• **Written problem**:
Copy out lines with the word "screenshot" from the material that follows.

• **Data entries**:
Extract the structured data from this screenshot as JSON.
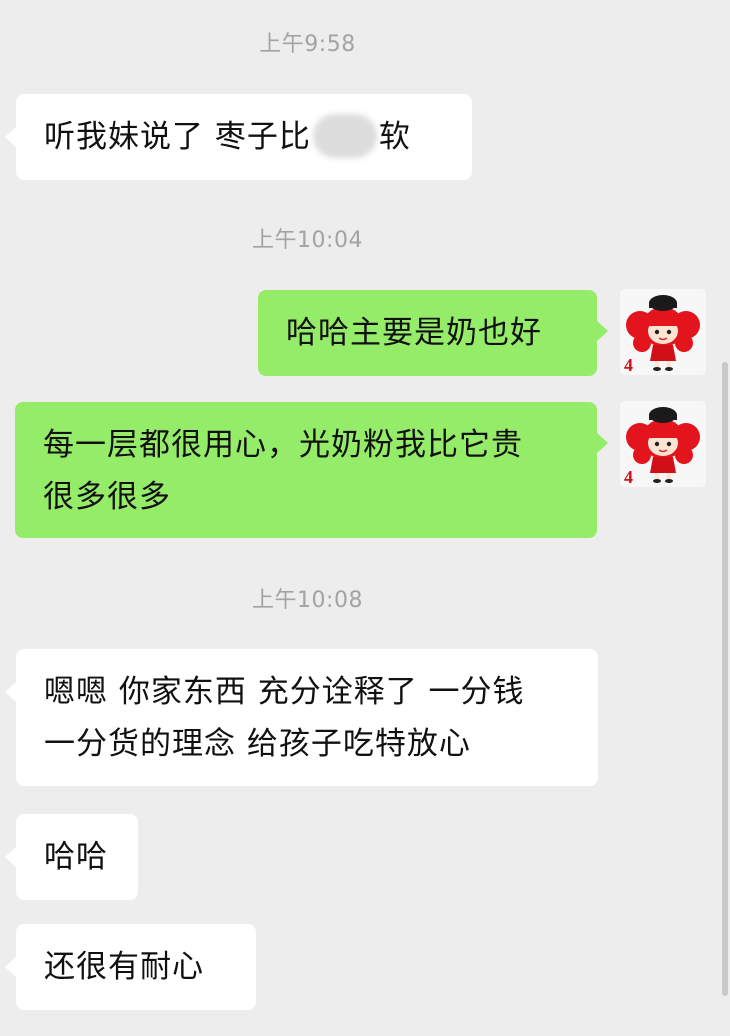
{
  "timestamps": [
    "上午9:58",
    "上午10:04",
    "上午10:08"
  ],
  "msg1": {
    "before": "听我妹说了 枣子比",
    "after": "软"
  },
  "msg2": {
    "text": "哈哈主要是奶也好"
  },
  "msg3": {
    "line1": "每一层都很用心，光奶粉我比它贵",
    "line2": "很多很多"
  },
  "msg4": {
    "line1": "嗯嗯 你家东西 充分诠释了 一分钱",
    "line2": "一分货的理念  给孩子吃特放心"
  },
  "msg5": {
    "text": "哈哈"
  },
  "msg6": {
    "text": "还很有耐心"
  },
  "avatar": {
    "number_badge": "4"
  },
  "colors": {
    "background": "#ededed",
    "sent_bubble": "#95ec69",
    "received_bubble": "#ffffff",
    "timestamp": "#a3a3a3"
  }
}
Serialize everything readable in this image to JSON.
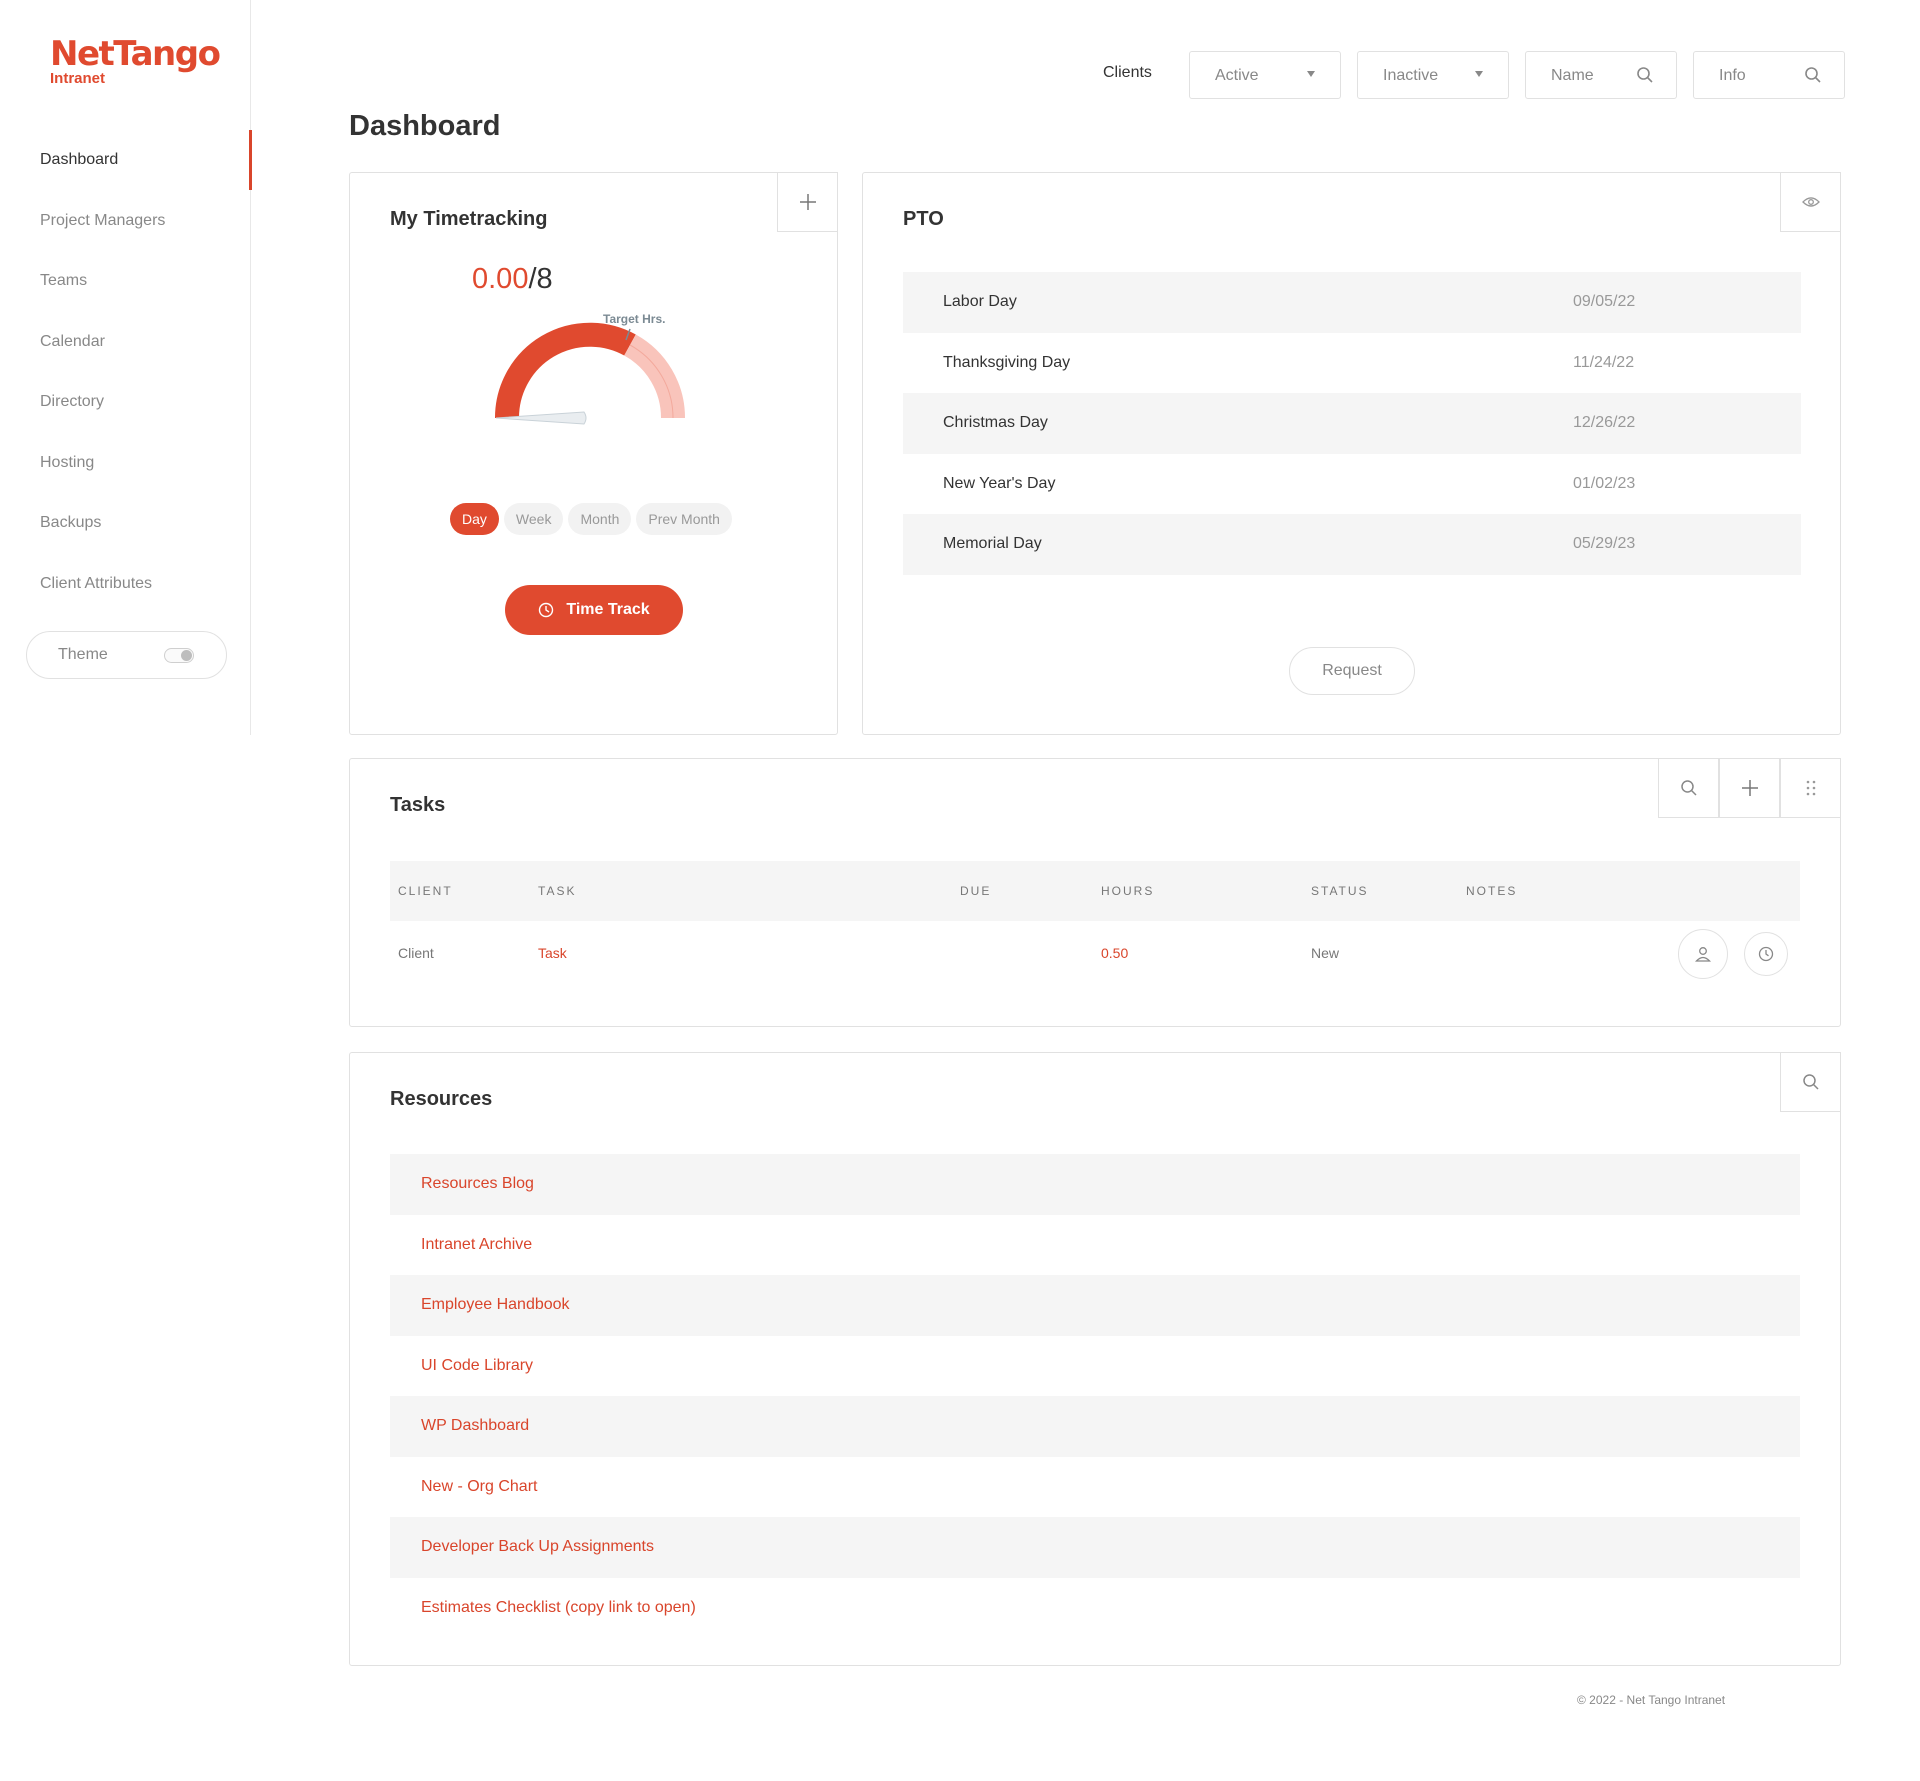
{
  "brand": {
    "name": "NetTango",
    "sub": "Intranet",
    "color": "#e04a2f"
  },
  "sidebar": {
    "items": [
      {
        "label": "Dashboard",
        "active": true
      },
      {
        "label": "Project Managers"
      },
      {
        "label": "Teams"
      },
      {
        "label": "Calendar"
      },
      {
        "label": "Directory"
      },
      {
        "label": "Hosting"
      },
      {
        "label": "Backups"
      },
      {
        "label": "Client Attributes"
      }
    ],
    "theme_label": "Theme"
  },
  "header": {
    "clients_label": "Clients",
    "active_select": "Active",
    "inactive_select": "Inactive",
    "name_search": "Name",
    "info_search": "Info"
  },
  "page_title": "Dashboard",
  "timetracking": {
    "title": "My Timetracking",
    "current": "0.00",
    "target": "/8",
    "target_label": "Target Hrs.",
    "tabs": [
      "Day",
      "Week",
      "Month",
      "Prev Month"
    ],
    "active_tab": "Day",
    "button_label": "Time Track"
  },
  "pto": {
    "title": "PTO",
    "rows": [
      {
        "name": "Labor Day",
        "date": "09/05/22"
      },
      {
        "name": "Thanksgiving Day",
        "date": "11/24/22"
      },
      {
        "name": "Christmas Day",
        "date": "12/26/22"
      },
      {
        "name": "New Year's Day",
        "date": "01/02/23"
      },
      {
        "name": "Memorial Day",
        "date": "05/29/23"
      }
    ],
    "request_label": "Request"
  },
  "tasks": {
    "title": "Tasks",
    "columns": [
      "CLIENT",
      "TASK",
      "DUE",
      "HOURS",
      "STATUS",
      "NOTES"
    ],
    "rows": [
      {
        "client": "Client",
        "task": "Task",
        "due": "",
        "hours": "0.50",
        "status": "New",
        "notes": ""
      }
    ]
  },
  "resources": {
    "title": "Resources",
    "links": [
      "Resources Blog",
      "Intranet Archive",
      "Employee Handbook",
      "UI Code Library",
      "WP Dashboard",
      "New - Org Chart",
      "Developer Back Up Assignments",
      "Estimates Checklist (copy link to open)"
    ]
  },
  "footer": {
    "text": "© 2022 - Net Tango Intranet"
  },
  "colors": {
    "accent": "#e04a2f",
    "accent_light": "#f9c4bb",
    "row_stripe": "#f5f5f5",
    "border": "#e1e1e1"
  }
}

==

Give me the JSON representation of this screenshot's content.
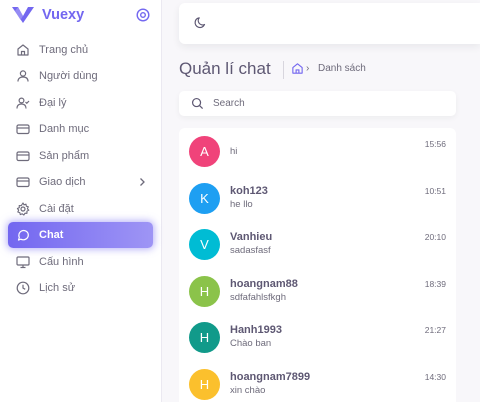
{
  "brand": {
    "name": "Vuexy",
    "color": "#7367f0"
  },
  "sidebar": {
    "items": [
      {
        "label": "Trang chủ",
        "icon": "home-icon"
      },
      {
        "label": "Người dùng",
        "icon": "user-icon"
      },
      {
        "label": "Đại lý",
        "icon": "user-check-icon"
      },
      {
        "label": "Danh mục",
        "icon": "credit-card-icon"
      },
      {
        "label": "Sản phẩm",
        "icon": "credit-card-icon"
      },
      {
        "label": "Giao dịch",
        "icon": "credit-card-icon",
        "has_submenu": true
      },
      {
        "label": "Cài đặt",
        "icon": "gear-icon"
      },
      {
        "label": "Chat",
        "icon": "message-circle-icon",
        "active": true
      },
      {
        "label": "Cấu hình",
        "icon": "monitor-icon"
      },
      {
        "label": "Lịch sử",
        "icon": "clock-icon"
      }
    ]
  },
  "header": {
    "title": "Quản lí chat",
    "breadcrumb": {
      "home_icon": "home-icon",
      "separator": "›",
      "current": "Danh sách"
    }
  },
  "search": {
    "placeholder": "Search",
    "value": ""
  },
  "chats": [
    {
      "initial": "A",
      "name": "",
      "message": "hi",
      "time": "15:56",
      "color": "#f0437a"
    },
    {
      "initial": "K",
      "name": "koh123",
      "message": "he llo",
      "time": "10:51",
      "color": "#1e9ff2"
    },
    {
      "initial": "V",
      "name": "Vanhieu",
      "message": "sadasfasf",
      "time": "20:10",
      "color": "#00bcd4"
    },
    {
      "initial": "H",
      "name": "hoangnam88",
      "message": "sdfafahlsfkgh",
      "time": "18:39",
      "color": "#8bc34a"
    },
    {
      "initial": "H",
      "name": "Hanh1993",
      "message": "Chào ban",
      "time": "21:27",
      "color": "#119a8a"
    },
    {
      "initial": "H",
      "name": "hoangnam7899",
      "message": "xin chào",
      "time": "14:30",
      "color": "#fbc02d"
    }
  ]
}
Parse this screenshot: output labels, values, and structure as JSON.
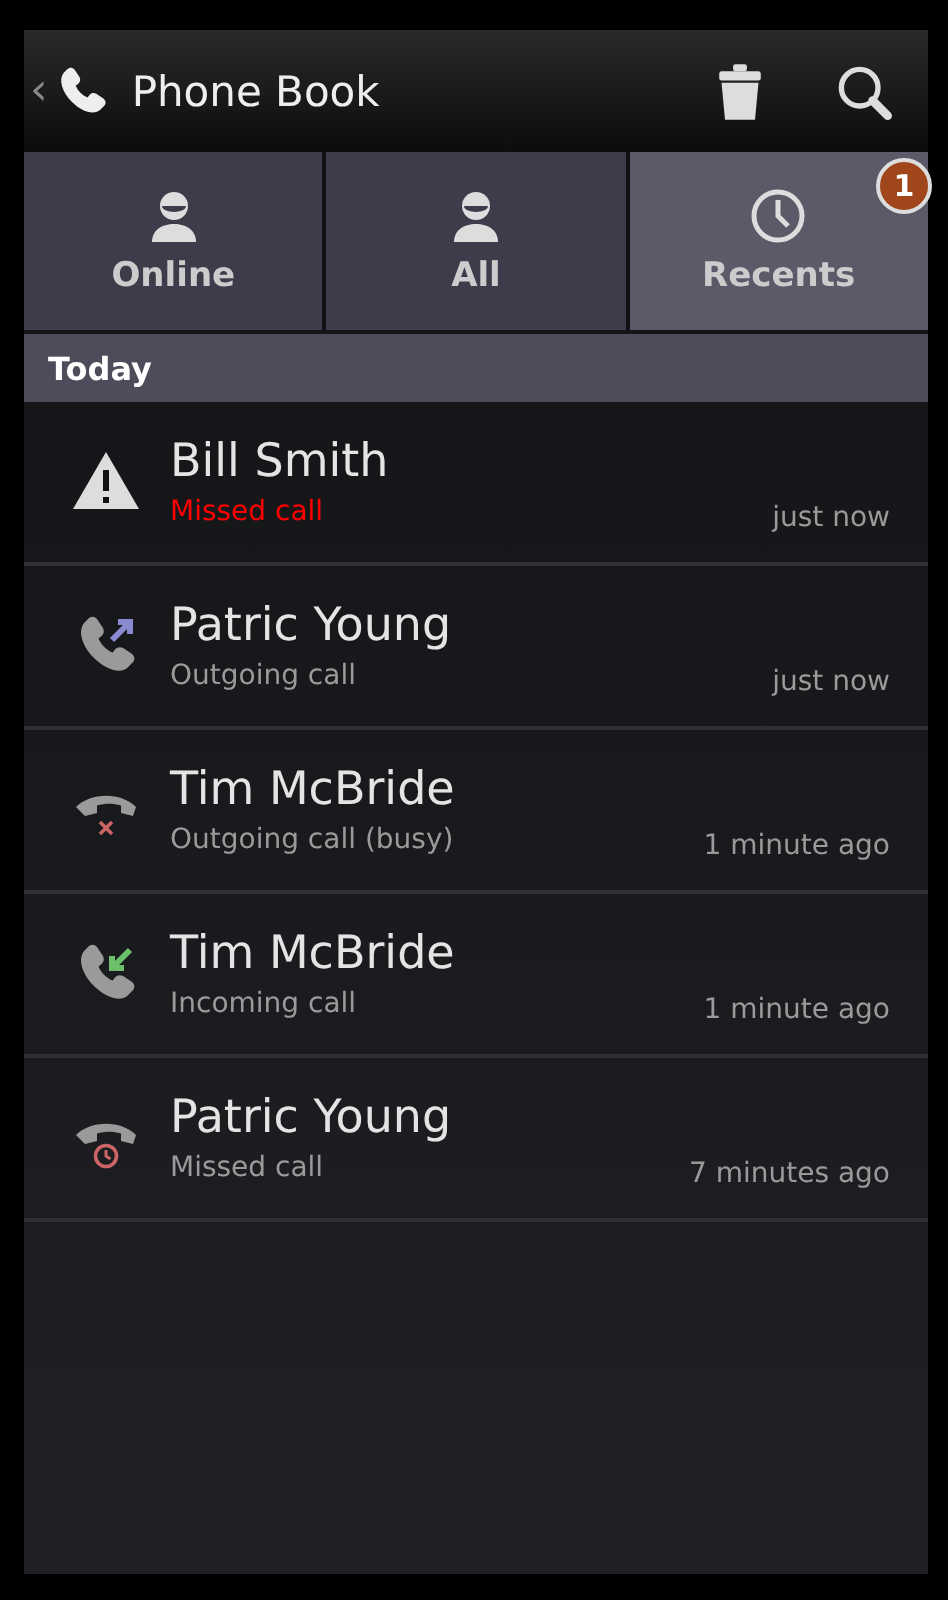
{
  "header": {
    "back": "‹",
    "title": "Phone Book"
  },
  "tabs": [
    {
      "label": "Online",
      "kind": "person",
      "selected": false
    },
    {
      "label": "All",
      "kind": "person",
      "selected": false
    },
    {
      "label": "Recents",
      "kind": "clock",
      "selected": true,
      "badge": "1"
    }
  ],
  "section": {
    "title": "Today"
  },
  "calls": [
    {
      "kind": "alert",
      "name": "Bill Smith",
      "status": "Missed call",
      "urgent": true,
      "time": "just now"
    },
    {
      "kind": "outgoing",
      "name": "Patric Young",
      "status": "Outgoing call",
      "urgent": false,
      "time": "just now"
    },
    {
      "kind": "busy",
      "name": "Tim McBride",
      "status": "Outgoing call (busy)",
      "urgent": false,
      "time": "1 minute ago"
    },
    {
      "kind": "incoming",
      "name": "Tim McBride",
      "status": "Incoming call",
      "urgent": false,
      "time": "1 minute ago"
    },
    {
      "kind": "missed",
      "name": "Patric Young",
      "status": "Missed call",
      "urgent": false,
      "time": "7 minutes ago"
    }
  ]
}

• **Output**:
Extract the structured data from this screenshot as JSON.
Give me the JSON representation of this screenshot's content.
Parse this screenshot: output labels, values, and structure as JSON.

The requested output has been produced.